**Challenge:**
Copy each line with the word "Trên" in it.

— BEGIN —

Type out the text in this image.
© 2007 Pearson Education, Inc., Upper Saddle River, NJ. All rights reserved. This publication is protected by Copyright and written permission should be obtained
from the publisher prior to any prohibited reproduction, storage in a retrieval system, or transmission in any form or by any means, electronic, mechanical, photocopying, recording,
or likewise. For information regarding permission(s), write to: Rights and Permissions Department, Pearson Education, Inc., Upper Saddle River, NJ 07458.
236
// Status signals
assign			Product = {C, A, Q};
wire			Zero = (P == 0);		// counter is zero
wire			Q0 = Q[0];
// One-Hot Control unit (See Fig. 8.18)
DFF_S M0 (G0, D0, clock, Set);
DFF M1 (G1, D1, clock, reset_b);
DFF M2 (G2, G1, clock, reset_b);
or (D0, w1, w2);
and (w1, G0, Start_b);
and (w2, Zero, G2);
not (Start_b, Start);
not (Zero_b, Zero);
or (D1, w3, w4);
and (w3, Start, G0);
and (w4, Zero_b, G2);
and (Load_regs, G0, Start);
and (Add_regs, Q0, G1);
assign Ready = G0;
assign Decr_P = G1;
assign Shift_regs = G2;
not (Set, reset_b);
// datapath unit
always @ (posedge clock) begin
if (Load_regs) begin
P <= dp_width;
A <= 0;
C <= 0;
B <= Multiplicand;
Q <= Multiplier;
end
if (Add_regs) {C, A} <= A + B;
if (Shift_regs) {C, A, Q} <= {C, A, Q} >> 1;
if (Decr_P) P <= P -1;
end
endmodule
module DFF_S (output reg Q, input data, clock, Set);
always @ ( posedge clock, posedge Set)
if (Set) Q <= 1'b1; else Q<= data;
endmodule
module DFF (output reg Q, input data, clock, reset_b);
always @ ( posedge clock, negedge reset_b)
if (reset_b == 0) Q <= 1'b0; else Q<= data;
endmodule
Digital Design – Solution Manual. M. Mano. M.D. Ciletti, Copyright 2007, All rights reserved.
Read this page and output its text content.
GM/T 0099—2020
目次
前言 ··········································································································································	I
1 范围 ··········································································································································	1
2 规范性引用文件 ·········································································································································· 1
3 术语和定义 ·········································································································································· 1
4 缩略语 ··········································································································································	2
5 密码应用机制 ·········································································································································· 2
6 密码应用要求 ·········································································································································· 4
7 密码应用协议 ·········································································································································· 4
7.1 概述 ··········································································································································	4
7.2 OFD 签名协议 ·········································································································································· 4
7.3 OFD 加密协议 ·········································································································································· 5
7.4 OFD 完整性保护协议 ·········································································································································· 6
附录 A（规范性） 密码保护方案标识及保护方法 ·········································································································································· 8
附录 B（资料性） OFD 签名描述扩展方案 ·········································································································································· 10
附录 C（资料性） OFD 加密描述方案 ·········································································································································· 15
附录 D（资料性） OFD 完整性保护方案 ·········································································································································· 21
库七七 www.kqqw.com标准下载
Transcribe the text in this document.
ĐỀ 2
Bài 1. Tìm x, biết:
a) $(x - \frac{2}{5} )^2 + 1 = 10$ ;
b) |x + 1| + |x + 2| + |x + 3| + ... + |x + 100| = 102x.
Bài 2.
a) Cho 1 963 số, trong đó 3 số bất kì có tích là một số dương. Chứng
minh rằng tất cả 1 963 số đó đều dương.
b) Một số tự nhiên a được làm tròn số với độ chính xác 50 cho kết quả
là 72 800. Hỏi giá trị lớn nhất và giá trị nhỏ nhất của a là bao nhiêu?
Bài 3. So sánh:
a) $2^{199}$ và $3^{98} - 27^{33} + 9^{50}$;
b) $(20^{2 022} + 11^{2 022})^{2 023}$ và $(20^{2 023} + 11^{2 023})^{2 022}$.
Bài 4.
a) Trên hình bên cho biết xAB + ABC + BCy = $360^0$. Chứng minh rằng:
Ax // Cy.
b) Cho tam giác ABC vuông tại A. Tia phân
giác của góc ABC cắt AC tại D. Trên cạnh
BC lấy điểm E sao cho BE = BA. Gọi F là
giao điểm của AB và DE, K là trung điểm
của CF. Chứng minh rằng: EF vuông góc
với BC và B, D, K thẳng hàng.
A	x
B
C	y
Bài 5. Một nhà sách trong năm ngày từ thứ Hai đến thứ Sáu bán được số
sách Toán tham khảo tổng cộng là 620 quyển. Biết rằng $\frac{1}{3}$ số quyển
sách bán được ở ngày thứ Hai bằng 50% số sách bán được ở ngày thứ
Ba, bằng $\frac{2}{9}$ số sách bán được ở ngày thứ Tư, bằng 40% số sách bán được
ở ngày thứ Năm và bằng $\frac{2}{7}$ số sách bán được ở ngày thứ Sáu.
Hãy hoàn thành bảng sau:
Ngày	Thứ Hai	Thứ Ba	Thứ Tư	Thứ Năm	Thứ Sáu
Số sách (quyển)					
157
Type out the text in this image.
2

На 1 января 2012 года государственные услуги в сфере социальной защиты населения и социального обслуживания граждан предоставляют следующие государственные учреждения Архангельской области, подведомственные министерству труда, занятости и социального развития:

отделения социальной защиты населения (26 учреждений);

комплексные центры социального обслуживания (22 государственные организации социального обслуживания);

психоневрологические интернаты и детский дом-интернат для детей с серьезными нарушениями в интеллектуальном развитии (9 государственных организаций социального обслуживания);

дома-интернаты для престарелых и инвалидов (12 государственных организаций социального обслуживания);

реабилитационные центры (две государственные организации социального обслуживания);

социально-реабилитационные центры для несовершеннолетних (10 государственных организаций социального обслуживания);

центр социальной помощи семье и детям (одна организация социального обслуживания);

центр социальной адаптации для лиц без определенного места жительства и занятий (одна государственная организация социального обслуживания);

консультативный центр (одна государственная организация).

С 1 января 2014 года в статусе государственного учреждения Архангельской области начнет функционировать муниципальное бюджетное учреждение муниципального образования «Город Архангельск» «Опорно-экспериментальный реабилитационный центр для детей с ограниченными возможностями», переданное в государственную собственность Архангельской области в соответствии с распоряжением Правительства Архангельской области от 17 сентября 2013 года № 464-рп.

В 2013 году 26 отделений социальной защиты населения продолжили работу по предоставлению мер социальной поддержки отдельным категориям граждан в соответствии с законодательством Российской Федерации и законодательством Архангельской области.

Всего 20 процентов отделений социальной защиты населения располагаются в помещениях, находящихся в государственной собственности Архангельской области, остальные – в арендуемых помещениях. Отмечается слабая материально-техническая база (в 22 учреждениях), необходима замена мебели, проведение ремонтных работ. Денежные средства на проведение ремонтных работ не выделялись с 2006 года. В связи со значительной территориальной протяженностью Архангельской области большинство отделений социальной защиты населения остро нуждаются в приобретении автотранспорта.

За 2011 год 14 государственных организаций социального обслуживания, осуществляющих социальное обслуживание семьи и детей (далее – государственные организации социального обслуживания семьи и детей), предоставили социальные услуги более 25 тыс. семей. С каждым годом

— END —

**Answer to the task:**
a) Trên hình bên cho biết xAB + ABC + BCy = $360^0$. Chứng minh rằng:
giác của góc ABC cắt AC tại D. Trên cạnh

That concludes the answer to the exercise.